DATA FOR PROCESSING
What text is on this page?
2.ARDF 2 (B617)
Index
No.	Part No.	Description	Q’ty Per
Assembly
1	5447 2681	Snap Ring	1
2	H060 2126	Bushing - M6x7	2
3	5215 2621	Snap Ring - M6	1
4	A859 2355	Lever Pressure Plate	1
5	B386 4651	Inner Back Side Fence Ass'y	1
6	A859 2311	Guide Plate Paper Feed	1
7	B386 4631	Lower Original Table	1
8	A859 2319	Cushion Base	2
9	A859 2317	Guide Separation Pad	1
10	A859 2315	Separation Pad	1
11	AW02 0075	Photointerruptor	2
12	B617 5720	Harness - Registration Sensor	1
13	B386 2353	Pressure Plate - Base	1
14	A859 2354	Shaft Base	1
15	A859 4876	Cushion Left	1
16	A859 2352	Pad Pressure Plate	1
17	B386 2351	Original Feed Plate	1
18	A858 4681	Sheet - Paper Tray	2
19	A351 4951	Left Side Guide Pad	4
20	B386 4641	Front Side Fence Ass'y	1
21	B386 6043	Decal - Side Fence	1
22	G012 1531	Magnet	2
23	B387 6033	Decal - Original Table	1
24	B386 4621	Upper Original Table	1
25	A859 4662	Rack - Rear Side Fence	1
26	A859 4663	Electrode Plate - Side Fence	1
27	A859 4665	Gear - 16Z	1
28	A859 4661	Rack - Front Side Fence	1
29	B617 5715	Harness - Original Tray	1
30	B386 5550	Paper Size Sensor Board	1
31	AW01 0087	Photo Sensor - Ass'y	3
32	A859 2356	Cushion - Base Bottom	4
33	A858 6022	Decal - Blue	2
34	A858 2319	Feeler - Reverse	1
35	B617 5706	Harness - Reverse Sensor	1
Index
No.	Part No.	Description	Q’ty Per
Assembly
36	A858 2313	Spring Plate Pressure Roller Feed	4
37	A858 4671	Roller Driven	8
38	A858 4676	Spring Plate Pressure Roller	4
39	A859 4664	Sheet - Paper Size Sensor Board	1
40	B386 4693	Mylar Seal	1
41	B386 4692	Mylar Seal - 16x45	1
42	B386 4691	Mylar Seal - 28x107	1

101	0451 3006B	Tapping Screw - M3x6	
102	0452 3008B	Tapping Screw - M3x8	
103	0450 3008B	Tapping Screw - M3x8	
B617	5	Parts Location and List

...

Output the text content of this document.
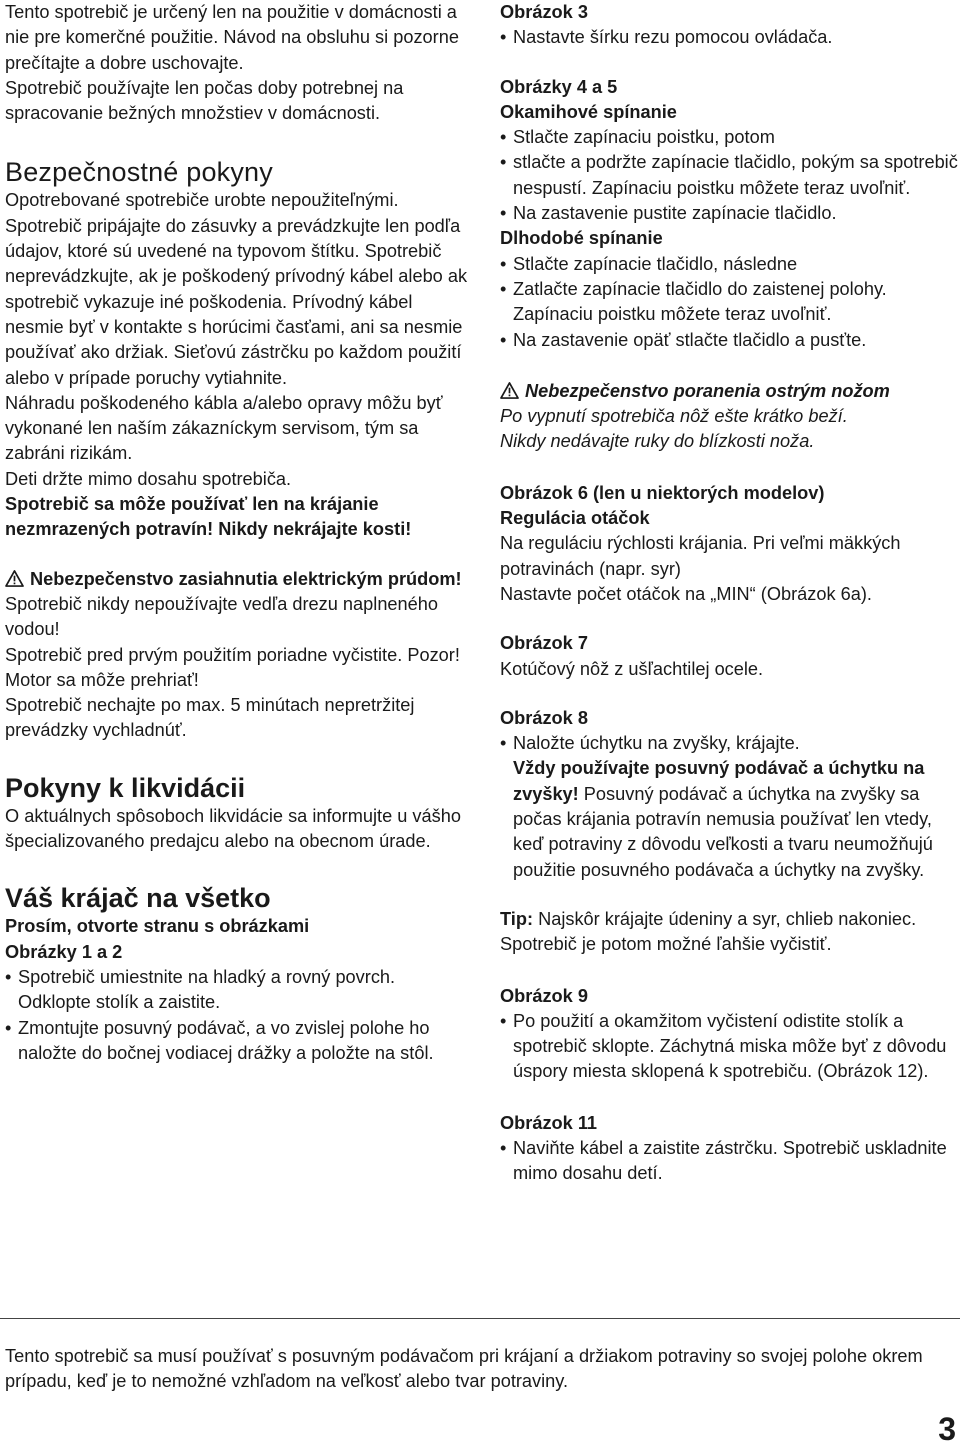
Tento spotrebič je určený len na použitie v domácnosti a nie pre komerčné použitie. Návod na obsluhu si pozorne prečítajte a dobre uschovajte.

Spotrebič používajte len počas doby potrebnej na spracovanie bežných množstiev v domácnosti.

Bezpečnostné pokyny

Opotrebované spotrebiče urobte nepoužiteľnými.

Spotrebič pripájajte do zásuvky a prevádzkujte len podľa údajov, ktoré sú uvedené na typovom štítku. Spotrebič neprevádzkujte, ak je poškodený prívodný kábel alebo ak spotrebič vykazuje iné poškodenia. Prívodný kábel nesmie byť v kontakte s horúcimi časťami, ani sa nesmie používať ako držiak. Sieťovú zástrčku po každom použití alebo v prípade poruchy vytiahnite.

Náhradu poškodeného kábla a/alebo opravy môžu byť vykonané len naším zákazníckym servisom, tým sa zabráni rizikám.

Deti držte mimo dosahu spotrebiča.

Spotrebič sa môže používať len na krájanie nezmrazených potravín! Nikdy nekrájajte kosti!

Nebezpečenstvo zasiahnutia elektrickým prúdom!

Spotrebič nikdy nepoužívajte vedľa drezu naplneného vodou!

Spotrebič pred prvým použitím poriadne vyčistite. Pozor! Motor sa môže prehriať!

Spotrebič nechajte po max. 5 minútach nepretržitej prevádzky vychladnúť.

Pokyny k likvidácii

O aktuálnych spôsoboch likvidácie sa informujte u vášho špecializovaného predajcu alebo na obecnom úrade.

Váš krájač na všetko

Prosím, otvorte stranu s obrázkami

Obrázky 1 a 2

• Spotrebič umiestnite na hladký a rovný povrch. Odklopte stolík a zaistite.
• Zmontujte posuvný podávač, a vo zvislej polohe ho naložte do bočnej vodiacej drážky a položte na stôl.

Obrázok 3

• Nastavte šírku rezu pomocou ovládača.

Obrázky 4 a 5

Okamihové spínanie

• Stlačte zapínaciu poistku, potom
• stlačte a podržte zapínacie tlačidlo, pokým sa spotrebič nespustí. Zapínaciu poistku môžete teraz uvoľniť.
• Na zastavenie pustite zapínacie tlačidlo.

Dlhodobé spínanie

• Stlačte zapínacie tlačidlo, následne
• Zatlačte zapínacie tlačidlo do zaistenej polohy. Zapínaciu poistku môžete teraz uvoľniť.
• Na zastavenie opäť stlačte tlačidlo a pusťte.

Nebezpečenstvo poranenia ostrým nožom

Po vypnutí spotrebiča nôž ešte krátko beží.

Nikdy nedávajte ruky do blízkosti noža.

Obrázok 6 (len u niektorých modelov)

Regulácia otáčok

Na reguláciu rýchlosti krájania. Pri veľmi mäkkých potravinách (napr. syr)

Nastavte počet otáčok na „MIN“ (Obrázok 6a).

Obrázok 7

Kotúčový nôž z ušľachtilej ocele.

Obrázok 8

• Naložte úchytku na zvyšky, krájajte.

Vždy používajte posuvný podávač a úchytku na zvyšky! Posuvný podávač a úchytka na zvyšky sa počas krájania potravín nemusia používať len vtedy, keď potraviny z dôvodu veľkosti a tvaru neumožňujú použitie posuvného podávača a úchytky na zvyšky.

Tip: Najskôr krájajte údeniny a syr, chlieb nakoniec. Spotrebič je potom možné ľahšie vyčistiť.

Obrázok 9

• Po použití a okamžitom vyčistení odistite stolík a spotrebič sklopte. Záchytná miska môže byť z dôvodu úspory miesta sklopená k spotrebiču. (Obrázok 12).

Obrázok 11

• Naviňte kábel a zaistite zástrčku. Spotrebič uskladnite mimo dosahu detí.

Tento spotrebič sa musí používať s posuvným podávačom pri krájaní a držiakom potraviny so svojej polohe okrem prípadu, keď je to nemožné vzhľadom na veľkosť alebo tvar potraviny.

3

---

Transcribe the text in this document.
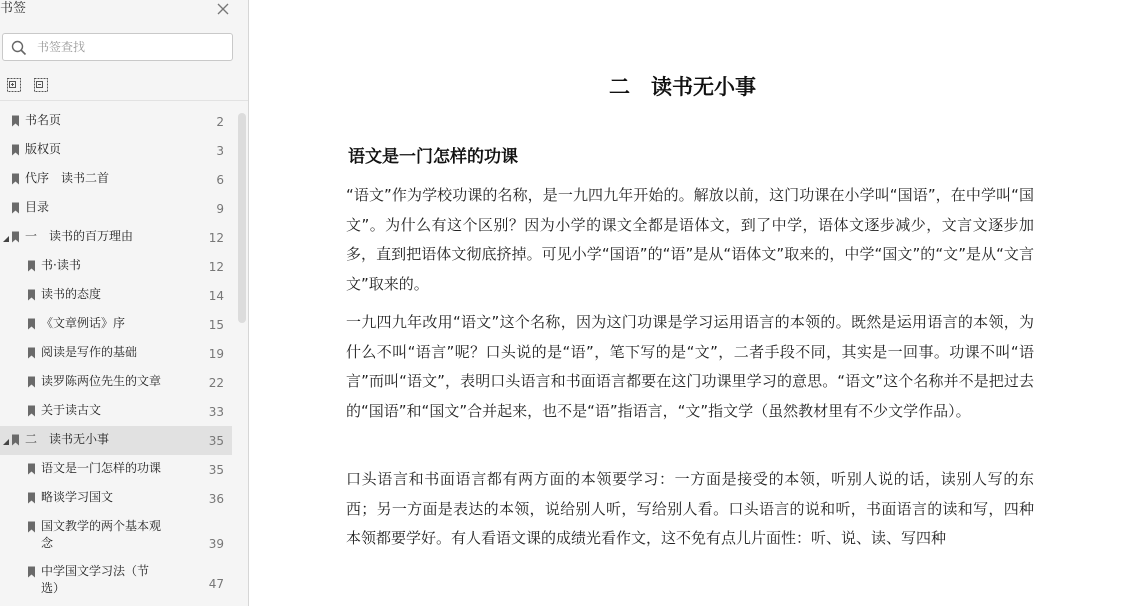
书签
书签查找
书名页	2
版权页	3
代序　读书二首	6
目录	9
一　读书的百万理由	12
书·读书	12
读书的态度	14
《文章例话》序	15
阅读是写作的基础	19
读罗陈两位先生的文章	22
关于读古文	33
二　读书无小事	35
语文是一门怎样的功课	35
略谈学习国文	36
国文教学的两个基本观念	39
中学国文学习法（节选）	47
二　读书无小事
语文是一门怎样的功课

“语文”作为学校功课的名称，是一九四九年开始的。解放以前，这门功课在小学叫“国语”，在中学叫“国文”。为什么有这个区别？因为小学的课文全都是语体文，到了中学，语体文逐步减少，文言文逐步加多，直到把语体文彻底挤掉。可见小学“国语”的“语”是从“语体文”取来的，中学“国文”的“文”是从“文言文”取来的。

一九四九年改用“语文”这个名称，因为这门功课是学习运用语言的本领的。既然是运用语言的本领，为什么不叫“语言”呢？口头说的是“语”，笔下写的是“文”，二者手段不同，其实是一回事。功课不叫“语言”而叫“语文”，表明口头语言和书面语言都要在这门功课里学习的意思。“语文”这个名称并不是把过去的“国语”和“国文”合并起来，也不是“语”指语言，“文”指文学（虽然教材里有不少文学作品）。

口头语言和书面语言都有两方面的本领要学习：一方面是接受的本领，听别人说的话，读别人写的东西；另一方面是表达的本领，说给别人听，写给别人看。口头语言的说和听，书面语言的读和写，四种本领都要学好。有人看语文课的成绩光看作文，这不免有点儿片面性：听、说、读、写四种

EXERCISE PROMPT
Extract every line containing the string "zaistite" from the data above.

FULL RESPONSE
• Spotrebič umiestnite na hladký a rovný povrch. Odklopte stolík a zaistite.
• Naviňte kábel a zaistite zástrčku. Spotrebič uskladnite mimo dosahu detí.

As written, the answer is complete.